** GIVEN DATA follows **

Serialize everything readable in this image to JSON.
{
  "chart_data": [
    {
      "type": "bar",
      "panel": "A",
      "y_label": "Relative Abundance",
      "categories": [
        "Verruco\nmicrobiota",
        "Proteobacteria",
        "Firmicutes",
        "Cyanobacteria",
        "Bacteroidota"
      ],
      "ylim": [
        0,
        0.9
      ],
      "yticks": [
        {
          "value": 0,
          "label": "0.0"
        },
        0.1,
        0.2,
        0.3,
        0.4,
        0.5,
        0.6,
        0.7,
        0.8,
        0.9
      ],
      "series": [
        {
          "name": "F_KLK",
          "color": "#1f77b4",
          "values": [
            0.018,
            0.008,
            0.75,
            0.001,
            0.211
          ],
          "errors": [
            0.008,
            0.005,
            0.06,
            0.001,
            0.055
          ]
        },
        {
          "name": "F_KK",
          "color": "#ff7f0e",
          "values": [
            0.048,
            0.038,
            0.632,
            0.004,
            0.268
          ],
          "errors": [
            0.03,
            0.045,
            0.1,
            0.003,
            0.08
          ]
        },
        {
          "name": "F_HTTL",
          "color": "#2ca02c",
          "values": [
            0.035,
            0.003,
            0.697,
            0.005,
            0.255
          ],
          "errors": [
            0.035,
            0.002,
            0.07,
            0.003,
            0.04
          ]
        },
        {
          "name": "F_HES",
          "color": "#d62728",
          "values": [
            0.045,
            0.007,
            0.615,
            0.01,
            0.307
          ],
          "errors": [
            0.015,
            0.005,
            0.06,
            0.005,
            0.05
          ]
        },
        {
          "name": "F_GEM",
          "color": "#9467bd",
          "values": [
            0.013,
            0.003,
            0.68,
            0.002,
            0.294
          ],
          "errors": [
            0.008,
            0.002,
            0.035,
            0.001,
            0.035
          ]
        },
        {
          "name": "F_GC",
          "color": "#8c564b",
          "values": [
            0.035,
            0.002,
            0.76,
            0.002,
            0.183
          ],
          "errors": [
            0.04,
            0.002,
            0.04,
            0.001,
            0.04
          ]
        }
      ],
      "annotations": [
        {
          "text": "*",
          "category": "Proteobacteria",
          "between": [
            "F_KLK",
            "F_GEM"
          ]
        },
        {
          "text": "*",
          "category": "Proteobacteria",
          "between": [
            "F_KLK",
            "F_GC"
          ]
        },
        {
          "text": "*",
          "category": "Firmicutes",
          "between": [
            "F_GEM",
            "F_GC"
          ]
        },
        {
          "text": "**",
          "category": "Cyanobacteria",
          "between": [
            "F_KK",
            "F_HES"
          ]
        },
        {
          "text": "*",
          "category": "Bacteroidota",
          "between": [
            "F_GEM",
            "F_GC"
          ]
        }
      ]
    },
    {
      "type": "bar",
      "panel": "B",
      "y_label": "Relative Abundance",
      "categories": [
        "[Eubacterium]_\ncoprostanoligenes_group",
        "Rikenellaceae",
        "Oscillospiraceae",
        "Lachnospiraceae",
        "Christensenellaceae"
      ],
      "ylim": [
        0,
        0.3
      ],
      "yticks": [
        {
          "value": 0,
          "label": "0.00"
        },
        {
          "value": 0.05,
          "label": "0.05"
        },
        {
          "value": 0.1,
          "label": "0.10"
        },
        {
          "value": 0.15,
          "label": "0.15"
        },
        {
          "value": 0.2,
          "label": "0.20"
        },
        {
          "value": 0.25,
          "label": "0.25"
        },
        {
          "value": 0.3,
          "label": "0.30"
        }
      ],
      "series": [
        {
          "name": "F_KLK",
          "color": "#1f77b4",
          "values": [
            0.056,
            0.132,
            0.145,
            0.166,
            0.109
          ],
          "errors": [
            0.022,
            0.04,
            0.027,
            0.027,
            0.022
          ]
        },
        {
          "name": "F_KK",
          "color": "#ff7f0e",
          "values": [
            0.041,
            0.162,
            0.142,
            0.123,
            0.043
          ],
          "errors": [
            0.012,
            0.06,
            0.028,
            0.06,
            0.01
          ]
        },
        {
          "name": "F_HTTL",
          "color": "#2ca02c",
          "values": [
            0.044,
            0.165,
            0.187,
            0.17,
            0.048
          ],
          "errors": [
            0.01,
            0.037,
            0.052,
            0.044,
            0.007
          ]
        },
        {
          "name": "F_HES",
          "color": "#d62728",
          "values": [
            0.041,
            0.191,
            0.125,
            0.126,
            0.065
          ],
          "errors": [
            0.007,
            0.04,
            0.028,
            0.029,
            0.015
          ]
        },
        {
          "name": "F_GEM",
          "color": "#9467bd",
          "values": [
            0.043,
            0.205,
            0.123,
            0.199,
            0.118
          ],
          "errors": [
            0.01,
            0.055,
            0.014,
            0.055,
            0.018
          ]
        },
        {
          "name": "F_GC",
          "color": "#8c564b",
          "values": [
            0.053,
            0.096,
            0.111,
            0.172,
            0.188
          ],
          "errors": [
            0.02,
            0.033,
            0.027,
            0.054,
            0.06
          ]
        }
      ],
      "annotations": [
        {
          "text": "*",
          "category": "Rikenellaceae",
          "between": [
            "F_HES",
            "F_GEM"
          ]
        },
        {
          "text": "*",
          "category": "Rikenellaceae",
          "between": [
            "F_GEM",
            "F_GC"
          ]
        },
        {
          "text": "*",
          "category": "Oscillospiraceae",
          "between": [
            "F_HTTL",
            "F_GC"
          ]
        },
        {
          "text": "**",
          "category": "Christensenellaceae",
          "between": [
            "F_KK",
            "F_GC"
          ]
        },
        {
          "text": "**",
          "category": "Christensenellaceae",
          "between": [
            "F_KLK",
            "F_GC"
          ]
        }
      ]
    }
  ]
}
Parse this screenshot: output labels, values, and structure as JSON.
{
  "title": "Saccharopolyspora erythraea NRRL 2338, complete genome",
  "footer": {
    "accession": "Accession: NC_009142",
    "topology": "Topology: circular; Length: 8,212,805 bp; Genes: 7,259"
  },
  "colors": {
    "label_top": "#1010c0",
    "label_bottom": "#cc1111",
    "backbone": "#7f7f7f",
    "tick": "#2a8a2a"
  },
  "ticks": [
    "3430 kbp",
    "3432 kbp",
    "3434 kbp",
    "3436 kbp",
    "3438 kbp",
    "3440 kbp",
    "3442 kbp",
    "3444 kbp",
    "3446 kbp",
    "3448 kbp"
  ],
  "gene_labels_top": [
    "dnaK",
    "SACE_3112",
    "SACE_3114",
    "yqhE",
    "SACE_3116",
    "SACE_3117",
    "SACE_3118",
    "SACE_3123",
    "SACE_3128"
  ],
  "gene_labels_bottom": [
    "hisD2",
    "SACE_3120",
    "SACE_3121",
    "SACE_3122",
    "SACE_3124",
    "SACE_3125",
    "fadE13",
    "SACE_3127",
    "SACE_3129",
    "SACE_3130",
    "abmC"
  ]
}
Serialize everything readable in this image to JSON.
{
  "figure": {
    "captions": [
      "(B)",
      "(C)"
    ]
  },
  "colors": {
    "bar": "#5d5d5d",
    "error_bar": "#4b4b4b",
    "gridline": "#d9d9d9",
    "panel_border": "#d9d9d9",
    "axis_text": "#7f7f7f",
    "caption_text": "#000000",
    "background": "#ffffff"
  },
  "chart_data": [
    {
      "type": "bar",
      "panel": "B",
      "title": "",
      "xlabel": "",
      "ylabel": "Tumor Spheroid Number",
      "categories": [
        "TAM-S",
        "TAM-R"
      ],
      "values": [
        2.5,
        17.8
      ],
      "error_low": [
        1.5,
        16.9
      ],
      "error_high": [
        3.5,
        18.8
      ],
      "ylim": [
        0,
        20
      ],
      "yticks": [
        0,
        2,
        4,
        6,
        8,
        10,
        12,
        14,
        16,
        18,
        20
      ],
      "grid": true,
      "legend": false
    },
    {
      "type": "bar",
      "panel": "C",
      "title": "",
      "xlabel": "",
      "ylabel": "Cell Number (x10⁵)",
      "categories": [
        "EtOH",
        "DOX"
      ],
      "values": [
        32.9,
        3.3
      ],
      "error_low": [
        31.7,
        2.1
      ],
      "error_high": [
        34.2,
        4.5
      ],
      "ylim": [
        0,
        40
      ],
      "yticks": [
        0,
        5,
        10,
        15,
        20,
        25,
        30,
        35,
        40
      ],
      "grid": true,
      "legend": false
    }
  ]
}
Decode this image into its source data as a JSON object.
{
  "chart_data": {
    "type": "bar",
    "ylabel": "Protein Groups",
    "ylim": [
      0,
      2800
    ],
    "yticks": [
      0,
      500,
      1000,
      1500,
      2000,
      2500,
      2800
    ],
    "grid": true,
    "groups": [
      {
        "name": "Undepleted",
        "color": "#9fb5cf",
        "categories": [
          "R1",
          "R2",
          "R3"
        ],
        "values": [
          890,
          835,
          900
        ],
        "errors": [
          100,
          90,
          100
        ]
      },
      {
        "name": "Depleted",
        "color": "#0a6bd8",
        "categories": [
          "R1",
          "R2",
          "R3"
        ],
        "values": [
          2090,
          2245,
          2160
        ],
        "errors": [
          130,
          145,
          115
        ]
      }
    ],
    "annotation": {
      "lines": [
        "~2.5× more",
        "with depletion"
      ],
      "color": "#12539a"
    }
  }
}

** End of GIVEN DATA **

**YOUR GOAL:**
Scan the lines above, and whenever one holds the string "JSON", copy it.

**RESULT BELOW:**
Serialize everything readable in this image to JSON.
Parse this screenshot: output labels, values, and structure as JSON.
Serialize everything readable in this image to JSON.
Decode this image into its source data as a JSON object.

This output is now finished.